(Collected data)
++++++++++++++++++++

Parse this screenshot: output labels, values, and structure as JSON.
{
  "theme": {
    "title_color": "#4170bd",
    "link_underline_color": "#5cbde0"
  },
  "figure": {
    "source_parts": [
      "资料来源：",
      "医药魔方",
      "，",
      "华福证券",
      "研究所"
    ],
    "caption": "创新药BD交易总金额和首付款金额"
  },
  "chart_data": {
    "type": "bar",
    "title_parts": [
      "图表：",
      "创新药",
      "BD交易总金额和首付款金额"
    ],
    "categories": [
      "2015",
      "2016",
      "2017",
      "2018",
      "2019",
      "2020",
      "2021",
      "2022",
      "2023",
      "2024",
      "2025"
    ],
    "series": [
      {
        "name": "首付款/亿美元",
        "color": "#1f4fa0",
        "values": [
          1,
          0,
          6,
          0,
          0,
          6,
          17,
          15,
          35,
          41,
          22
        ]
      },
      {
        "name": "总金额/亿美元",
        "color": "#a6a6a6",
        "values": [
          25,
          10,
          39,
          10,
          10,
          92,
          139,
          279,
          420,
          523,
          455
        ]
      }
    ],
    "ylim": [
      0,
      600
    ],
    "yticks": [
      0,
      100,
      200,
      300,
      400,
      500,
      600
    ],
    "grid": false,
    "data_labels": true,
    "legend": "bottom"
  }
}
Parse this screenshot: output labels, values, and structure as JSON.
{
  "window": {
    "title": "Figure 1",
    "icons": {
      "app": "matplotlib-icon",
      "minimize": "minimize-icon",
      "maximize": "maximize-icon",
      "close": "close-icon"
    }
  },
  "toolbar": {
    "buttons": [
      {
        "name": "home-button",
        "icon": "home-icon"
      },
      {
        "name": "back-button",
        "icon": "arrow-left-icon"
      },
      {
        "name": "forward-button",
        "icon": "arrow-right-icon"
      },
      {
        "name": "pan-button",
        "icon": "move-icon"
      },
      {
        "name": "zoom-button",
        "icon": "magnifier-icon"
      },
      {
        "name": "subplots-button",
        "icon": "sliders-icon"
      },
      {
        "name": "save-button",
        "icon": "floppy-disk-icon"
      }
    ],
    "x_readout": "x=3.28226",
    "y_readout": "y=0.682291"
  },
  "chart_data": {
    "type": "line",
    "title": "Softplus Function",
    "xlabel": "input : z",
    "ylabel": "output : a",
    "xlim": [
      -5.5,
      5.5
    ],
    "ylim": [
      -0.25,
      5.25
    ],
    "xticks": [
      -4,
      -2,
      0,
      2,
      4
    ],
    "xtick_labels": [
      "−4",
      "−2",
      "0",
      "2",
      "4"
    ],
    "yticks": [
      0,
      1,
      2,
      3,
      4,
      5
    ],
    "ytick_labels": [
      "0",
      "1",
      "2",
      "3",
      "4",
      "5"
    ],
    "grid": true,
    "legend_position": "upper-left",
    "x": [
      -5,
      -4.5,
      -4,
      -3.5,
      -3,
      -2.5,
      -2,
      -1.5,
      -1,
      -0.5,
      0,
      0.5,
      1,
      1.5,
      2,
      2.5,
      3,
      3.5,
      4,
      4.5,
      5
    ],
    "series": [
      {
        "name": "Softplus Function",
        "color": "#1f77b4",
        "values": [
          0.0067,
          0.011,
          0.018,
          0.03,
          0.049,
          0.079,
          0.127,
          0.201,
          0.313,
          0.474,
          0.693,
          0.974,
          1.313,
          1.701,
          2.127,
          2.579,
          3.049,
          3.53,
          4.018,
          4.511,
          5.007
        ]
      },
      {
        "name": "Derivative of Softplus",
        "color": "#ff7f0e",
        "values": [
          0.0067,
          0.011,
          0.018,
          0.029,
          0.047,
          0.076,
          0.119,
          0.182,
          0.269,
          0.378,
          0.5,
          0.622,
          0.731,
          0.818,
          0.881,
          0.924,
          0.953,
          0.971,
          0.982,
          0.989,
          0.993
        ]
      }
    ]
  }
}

++++++++++++++++++++

◆ **The problem**: Extract the full listing and reproduce each line exactly.

◆ **Output**:
Parse this screenshot: output labels, values, and structure as JSON.
{
  "theme": {
    "title_color": "#4170bd",
    "link_underline_color": "#5cbde0"
  },
  "figure": {
    "source_parts": [
      "资料来源：",
      "医药魔方",
      "，",
      "华福证券",
      "研究所"
    ],
    "caption": "创新药BD交易总金额和首付款金额"
  },
  "chart_data": {
    "type": "bar",
    "title_parts": [
      "图表：",
      "创新药",
      "BD交易总金额和首付款金额"
    ],
    "categories": [
      "2015",
      "2016",
      "2017",
      "2018",
      "2019",
      "2020",
      "2021",
      "2022",
      "2023",
      "2024",
      "2025"
    ],
    "series": [
      {
        "name": "首付款/亿美元",
        "color": "#1f4fa0",
        "values": [
          1,
          0,
          6,
          0,
          0,
          6,
          17,
          15,
          35,
          41,
          22
        ]
      },
      {
        "name": "总金额/亿美元",
        "color": "#a6a6a6",
        "values": [
          25,
          10,
          39,
          10,
          10,
          92,
          139,
          279,
          420,
          523,
          455
        ]
      }
    ],
    "ylim": [
      0,
      600
    ],
    "yticks": [
      0,
      100,
      200,
      300,
      400,
      500,
      600
    ],
    "grid": false,
    "data_labels": true,
    "legend": "bottom"
  }
}
Parse this screenshot: output labels, values, and structure as JSON.
{
  "window": {
    "title": "Figure 1",
    "icons": {
      "app": "matplotlib-icon",
      "minimize": "minimize-icon",
      "maximize": "maximize-icon",
      "close": "close-icon"
    }
  },
  "toolbar": {
    "buttons": [
      {
        "name": "home-button",
        "icon": "home-icon"
      },
      {
        "name": "back-button",
        "icon": "arrow-left-icon"
      },
      {
        "name": "forward-button",
        "icon": "arrow-right-icon"
      },
      {
        "name": "pan-button",
        "icon": "move-icon"
      },
      {
        "name": "zoom-button",
        "icon": "magnifier-icon"
      },
      {
        "name": "subplots-button",
        "icon": "sliders-icon"
      },
      {
        "name": "save-button",
        "icon": "floppy-disk-icon"
      }
    ],
    "x_readout": "x=3.28226",
    "y_readout": "y=0.682291"
  },
  "chart_data": {
    "type": "line",
    "title": "Softplus Function",
    "xlabel": "input : z",
    "ylabel": "output : a",
    "xlim": [
      -5.5,
      5.5
    ],
    "ylim": [
      -0.25,
      5.25
    ],
    "xticks": [
      -4,
      -2,
      0,
      2,
      4
    ],
    "xtick_labels": [
      "−4",
      "−2",
      "0",
      "2",
      "4"
    ],
    "yticks": [
      0,
      1,
      2,
      3,
      4,
      5
    ],
    "ytick_labels": [
      "0",
      "1",
      "2",
      "3",
      "4",
      "5"
    ],
    "grid": true,
    "legend_position": "upper-left",
    "x": [
      -5,
      -4.5,
      -4,
      -3.5,
      -3,
      -2.5,
      -2,
      -1.5,
      -1,
      -0.5,
      0,
      0.5,
      1,
      1.5,
      2,
      2.5,
      3,
      3.5,
      4,
      4.5,
      5
    ],
    "series": [
      {
        "name": "Softplus Function",
        "color": "#1f77b4",
        "values": [
          0.0067,
          0.011,
          0.018,
          0.03,
          0.049,
          0.079,
          0.127,
          0.201,
          0.313,
          0.474,
          0.693,
          0.974,
          1.313,
          1.701,
          2.127,
          2.579,
          3.049,
          3.53,
          4.018,
          4.511,
          5.007
        ]
      },
      {
        "name": "Derivative of Softplus",
        "color": "#ff7f0e",
        "values": [
          0.0067,
          0.011,
          0.018,
          0.029,
          0.047,
          0.076,
          0.119,
          0.182,
          0.269,
          0.378,
          0.5,
          0.622,
          0.731,
          0.818,
          0.881,
          0.924,
          0.953,
          0.971,
          0.982,
          0.989,
          0.993
        ]
      }
    ]
  }
}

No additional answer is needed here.